*Extracted data entries:*
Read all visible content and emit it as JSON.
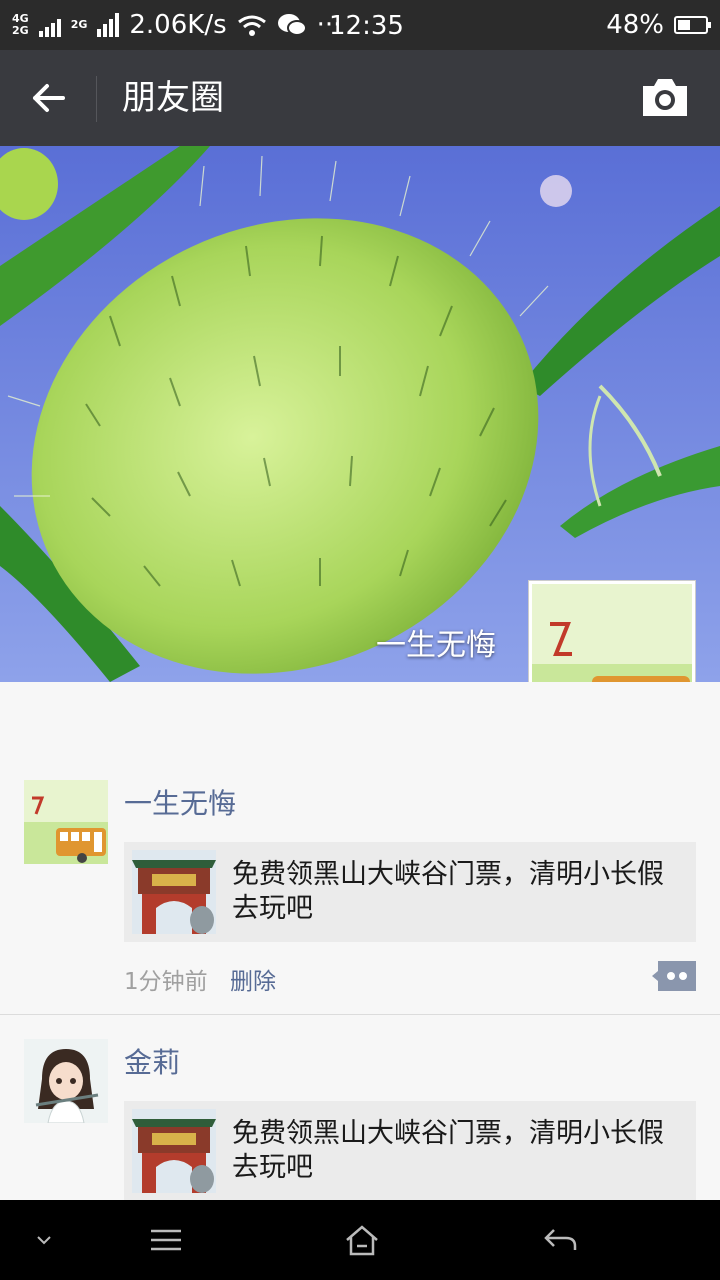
{
  "status_bar": {
    "net_top": "4G",
    "net_bottom": "2G",
    "net_second": "2G",
    "speed": "2.06K/s",
    "more": "···",
    "time": "12:35",
    "battery": "48%"
  },
  "header": {
    "title": "朋友圈",
    "back_icon": "arrow-left-icon",
    "camera_icon": "camera-icon"
  },
  "cover": {
    "user_name": "一生无悔"
  },
  "posts": [
    {
      "author": "一生无悔",
      "share_text": "免费领黑山大峡谷门票，清明小长假去玩吧",
      "time": "1分钟前",
      "delete_label": "删除"
    },
    {
      "author": "金莉",
      "share_text": "免费领黑山大峡谷门票，清明小长假去玩吧"
    }
  ],
  "nav_bar": {
    "icons": [
      "chevron-down-icon",
      "menu-icon",
      "home-icon",
      "back-icon"
    ]
  },
  "colors": {
    "title_bar": "#393a3f",
    "status_bar": "#2b2b2b",
    "link_blue": "#576b95",
    "share_bg": "#ebebeb"
  }
}
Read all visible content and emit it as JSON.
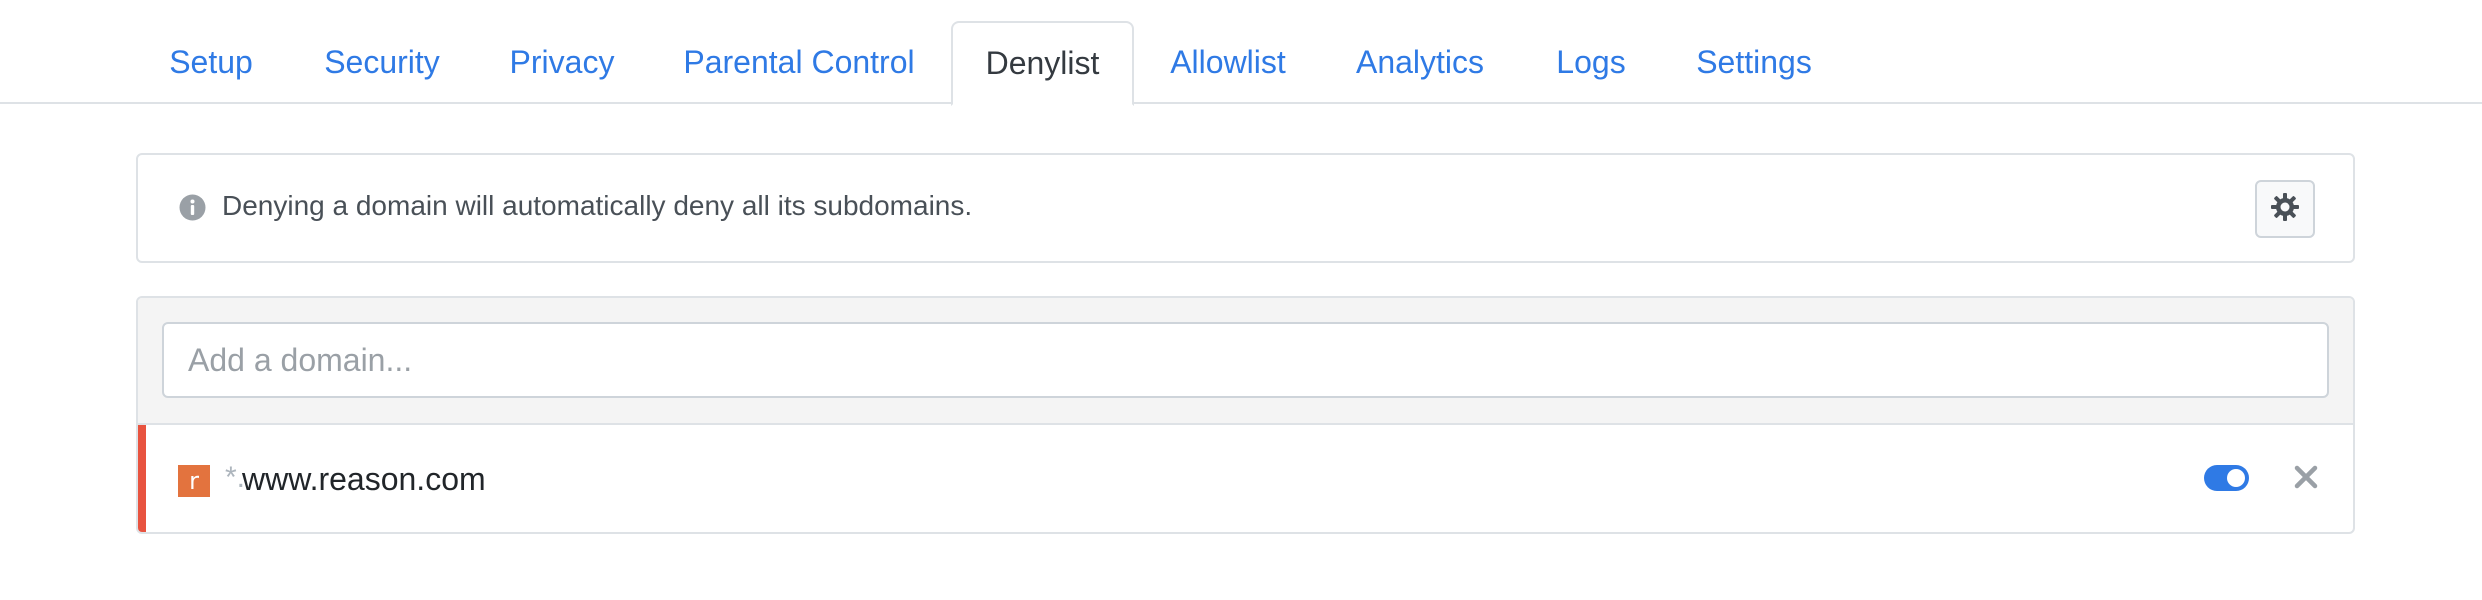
{
  "tabs": [
    {
      "label": "Setup",
      "active": false
    },
    {
      "label": "Security",
      "active": false
    },
    {
      "label": "Privacy",
      "active": false
    },
    {
      "label": "Parental Control",
      "active": false
    },
    {
      "label": "Denylist",
      "active": true
    },
    {
      "label": "Allowlist",
      "active": false
    },
    {
      "label": "Analytics",
      "active": false
    },
    {
      "label": "Logs",
      "active": false
    },
    {
      "label": "Settings",
      "active": false
    }
  ],
  "info": {
    "icon": "info-circle-icon",
    "text": "Denying a domain will automatically deny all its subdomains.",
    "settings_icon": "gear-icon"
  },
  "add_domain": {
    "placeholder": "Add a domain...",
    "value": ""
  },
  "domains": [
    {
      "favicon_letter": "r",
      "wildcard": "*.",
      "domain": "www.reason.com",
      "enabled": true
    }
  ],
  "colors": {
    "accent": "#2f7ae5",
    "deny_bar": "#e8533f",
    "favicon_bg": "#e3733e",
    "active_tab_text": "#343a40"
  }
}
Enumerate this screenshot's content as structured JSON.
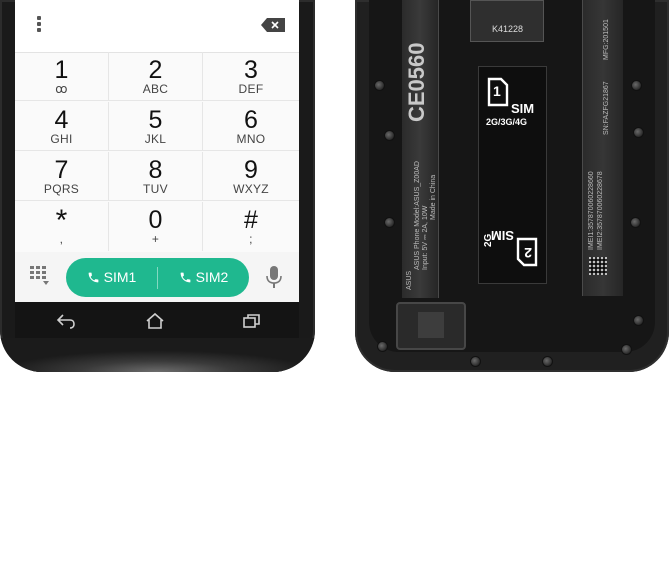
{
  "dialer": {
    "keys": [
      {
        "digit": "1",
        "letters": "ꝏ"
      },
      {
        "digit": "2",
        "letters": "ABC"
      },
      {
        "digit": "3",
        "letters": "DEF"
      },
      {
        "digit": "4",
        "letters": "GHI"
      },
      {
        "digit": "5",
        "letters": "JKL"
      },
      {
        "digit": "6",
        "letters": "MNO"
      },
      {
        "digit": "7",
        "letters": "PQRS"
      },
      {
        "digit": "8",
        "letters": "TUV"
      },
      {
        "digit": "9",
        "letters": "WXYZ"
      },
      {
        "digit": "*",
        "letters": ","
      },
      {
        "digit": "0",
        "letters": "+"
      },
      {
        "digit": "#",
        "letters": ";"
      }
    ],
    "sim1_label": "SIM1",
    "sim2_label": "SIM2",
    "accent_color": "#1fb88f",
    "icons": [
      "overflow-menu-icon",
      "backspace-icon",
      "dialpad-icon",
      "phone-icon",
      "microphone-icon",
      "back-icon",
      "home-icon",
      "recent-apps-icon"
    ]
  },
  "phone_back": {
    "sim_slot_1": {
      "number": "1",
      "label": "SIM",
      "bands": "2G/3G/4G"
    },
    "sim_slot_2": {
      "number": "2",
      "label": "SIM",
      "bands": "2G"
    },
    "sd_label": "K41228",
    "battery_texts": {
      "ce_mark": "CE0560",
      "brand": "ASUS",
      "model": "ASUS Phone  Model:ASUS_Z00AD",
      "input": "Input: 5V ⎓ 2A, 10W",
      "made_in": "Made in China",
      "imei1": "IMEI1:357870060228660",
      "imei2": "IMEI2:357870060228678",
      "sn": "SN:FAZFG21867",
      "mfg": "MFG:201501"
    }
  }
}
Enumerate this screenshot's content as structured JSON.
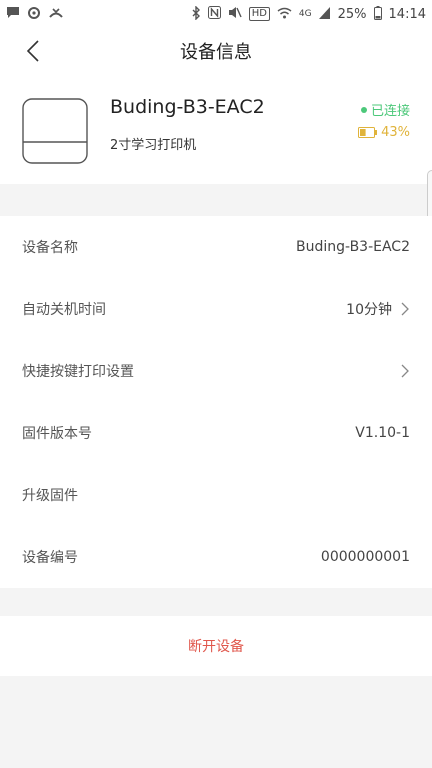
{
  "status_bar": {
    "hd": "HD",
    "network": "4G",
    "battery": "25%",
    "time": "14:14"
  },
  "header": {
    "title": "设备信息"
  },
  "device": {
    "name": "Buding-B3-EAC2",
    "type": "2寸学习打印机",
    "connection": "已连接",
    "battery": "43%",
    "battery_level": 0.43,
    "colors": {
      "connected": "#4cc87a",
      "battery": "#e0b33a"
    }
  },
  "settings": [
    {
      "label": "设备名称",
      "value": "Buding-B3-EAC2"
    },
    {
      "label": "自动关机时间",
      "value": "10分钟"
    },
    {
      "label": "快捷按键打印设置",
      "value": ""
    },
    {
      "label": "固件版本号",
      "value": "V1.10-1"
    },
    {
      "label": "升级固件",
      "value": ""
    },
    {
      "label": "设备编号",
      "value": "0000000001"
    }
  ],
  "actions": {
    "disconnect": "断开设备",
    "disconnect_color": "#e0574c"
  }
}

*BRIEF:*
Find all lines with "ASUS" in them and copy each one.

*RESPONSE TO THIS EXERCISE:*
      "brand": "ASUS",
      "model": "ASUS Phone  Model:ASUS_Z00AD",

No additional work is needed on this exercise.